• Given request: Report how many lines of the records below include the word "education". Give nothing but the number.

(Dataset records)
## start
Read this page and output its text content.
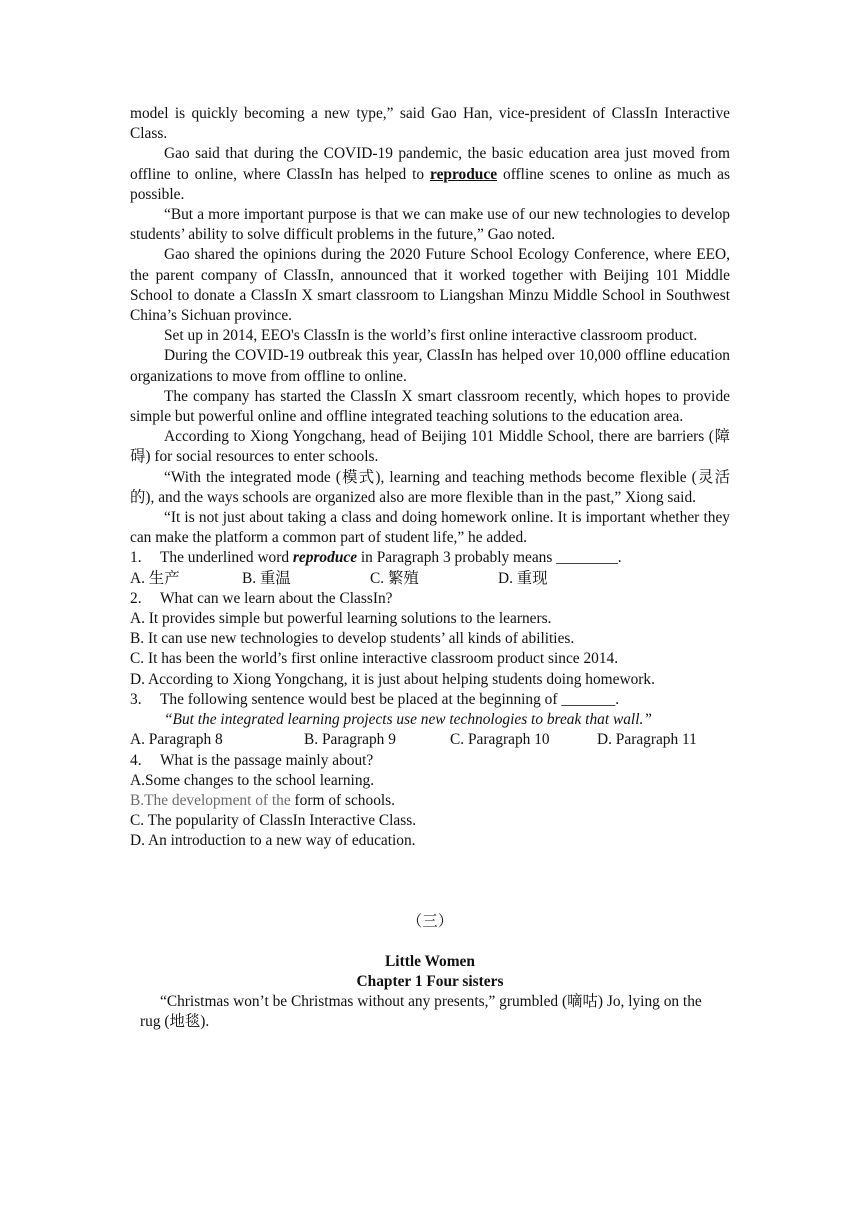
model is quickly becoming a new type,” said Gao Han, vice-president of ClassIn Interactive Class.

Gao said that during the COVID-19 pandemic, the basic education area just moved from offline to online, where ClassIn has helped to reproduce offline scenes to online as much as possible.

“But a more important purpose is that we can make use of our new technologies to develop students’ ability to solve difficult problems in the future,” Gao noted.

Gao shared the opinions during the 2020 Future School Ecology Conference, where EEO, the parent company of ClassIn, announced that it worked together with Beijing 101 Middle School to donate a ClassIn X smart classroom to Liangshan Minzu Middle School in Southwest China’s Sichuan province.

Set up in 2014, EEO's ClassIn is the world’s first online interactive classroom product.

During the COVID-19 outbreak this year, ClassIn has helped over 10,000 offline education organizations to move from offline to online.

The company has started the ClassIn X smart classroom recently, which hopes to provide simple but powerful online and offline integrated teaching solutions to the education area.

According to Xiong Yongchang, head of Beijing 101 Middle School, there are barriers (障碍) for social resources to enter schools.

“With the integrated mode (模式), learning and teaching methods become flexible (灵活的), and the ways schools are organized also are more flexible than in the past,” Xiong said.

“It is not just about taking a class and doing homework online. It is important whether they can make the platform a common part of student life,” he added.

1. The underlined word reproduce in Paragraph 3 probably means ________.

A. 生产	B. 重温	C. 繁殖	D. 重现

2. What can we learn about the ClassIn?

A. It provides simple but powerful learning solutions to the learners.

B. It can use new technologies to develop students’ all kinds of abilities.

C. It has been the world’s first online interactive classroom product since 2014.

D. According to Xiong Yongchang, it is just about helping students doing homework.

3. The following sentence would best be placed at the beginning of _______.

“But the integrated learning projects use new technologies to break that wall.”

A. Paragraph 8	B. Paragraph 9	C. Paragraph 10	D. Paragraph 11

4. What is the passage mainly about?

A.Some changes to the school learning.

B.The development of the form of schools.

C. The popularity of ClassIn Interactive Class.

D. An introduction to a new way of education.

（三）

Little Women

Chapter 1 Four sisters

“Christmas won’t be Christmas without any presents,” grumbled (嘀咕) Jo, lying on the

rug (地毯).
## end
• Final result: 4